* _Task statement_:
Beneath this task is a listing; retype all of it exactly.

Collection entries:
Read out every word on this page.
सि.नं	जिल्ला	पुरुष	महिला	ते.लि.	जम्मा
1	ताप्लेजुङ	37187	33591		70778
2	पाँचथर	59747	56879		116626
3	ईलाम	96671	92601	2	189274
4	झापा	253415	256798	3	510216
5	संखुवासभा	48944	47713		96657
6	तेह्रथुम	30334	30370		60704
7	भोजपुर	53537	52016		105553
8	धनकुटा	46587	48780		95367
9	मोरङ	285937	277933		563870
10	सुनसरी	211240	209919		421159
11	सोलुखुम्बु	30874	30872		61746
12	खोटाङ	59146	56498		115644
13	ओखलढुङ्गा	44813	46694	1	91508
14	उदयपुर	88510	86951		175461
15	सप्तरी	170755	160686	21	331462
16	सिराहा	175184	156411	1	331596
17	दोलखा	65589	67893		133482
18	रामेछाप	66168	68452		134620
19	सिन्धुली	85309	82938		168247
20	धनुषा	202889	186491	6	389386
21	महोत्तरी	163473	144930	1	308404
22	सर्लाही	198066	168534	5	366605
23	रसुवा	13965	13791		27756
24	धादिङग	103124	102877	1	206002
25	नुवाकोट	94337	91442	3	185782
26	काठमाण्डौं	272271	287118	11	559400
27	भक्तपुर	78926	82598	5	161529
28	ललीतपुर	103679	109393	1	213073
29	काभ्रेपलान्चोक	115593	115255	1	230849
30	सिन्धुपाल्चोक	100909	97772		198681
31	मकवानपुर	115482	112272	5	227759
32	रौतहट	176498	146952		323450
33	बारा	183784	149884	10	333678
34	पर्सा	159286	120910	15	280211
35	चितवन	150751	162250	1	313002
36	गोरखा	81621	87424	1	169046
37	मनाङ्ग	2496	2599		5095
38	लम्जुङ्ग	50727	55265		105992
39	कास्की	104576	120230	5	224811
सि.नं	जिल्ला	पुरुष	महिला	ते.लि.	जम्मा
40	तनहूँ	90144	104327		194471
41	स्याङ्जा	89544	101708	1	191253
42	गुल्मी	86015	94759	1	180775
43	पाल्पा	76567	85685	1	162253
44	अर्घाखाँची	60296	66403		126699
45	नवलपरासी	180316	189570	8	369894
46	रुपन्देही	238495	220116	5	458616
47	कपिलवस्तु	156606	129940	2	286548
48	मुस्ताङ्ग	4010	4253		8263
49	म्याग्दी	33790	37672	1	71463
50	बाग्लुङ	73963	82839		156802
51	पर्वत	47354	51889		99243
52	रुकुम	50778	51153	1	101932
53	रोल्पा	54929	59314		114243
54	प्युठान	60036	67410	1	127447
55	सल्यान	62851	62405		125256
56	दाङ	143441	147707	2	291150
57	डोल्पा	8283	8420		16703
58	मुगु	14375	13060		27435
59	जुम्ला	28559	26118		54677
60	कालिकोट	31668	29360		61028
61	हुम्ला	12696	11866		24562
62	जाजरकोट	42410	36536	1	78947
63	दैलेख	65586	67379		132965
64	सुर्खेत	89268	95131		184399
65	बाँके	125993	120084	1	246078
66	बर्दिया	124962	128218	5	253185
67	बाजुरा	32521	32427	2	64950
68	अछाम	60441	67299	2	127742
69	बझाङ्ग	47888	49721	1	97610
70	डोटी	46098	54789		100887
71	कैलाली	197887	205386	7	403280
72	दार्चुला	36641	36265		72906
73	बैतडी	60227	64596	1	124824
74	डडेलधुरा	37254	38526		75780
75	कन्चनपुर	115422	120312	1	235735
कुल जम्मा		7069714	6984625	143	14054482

* _Expected output_:
Read out every word on this page.
सि.नं	जिल्ला	पुरुष	महिला	ते.लि.	जम्मा
1	ताप्लेजुङ	37187	33591		70778
2	पाँचथर	59747	56879		116626
3	ईलाम	96671	92601	2	189274
4	झापा	253415	256798	3	510216
5	संखुवासभा	48944	47713		96657
6	तेह्रथुम	30334	30370		60704
7	भोजपुर	53537	52016		105553
8	धनकुटा	46587	48780		95367
9	मोरङ	285937	277933		563870
10	सुनसरी	211240	209919		421159
11	सोलुखुम्बु	30874	30872		61746
12	खोटाङ	59146	56498		115644
13	ओखलढुङ्गा	44813	46694	1	91508
14	उदयपुर	88510	86951		175461
15	सप्तरी	170755	160686	21	331462
16	सिराहा	175184	156411	1	331596
17	दोलखा	65589	67893		133482
18	रामेछाप	66168	68452		134620
19	सिन्धुली	85309	82938		168247
20	धनुषा	202889	186491	6	389386
21	महोत्तरी	163473	144930	1	308404
22	सर्लाही	198066	168534	5	366605
23	रसुवा	13965	13791		27756
24	धादिङग	103124	102877	1	206002
25	नुवाकोट	94337	91442	3	185782
26	काठमाण्डौं	272271	287118	11	559400
27	भक्तपुर	78926	82598	5	161529
28	ललीतपुर	103679	109393	1	213073
29	काभ्रेपलान्चोक	115593	115255	1	230849
30	सिन्धुपाल्चोक	100909	97772		198681
31	मकवानपुर	115482	112272	5	227759
32	रौतहट	176498	146952		323450
33	बारा	183784	149884	10	333678
34	पर्सा	159286	120910	15	280211
35	चितवन	150751	162250	1	313002
36	गोरखा	81621	87424	1	169046
37	मनाङ्ग	2496	2599		5095
38	लम्जुङ्ग	50727	55265		105992
39	कास्की	104576	120230	5	224811
सि.नं	जिल्ला	पुरुष	महिला	ते.लि.	जम्मा
40	तनहूँ	90144	104327		194471
41	स्याङ्जा	89544	101708	1	191253
42	गुल्मी	86015	94759	1	180775
43	पाल्पा	76567	85685	1	162253
44	अर्घाखाँची	60296	66403		126699
45	नवलपरासी	180316	189570	8	369894
46	रुपन्देही	238495	220116	5	458616
47	कपिलवस्तु	156606	129940	2	286548
48	मुस्ताङ्ग	4010	4253		8263
49	म्याग्दी	33790	37672	1	71463
50	बाग्लुङ	73963	82839		156802
51	पर्वत	47354	51889		99243
52	रुकुम	50778	51153	1	101932
53	रोल्पा	54929	59314		114243
54	प्युठान	60036	67410	1	127447
55	सल्यान	62851	62405		125256
56	दाङ	143441	147707	2	291150
57	डोल्पा	8283	8420		16703
58	मुगु	14375	13060		27435
59	जुम्ला	28559	26118		54677
60	कालिकोट	31668	29360		61028
61	हुम्ला	12696	11866		24562
62	जाजरकोट	42410	36536	1	78947
63	दैलेख	65586	67379		132965
64	सुर्खेत	89268	95131		184399
65	बाँके	125993	120084	1	246078
66	बर्दिया	124962	128218	5	253185
67	बाजुरा	32521	32427	2	64950
68	अछाम	60441	67299	2	127742
69	बझाङ्ग	47888	49721	1	97610
70	डोटी	46098	54789		100887
71	कैलाली	197887	205386	7	403280
72	दार्चुला	36641	36265		72906
73	बैतडी	60227	64596	1	124824
74	डडेलधुरा	37254	38526		75780
75	कन्चनपुर	115422	120312	1	235735
कुल जम्मा		7069714	6984625	143	14054482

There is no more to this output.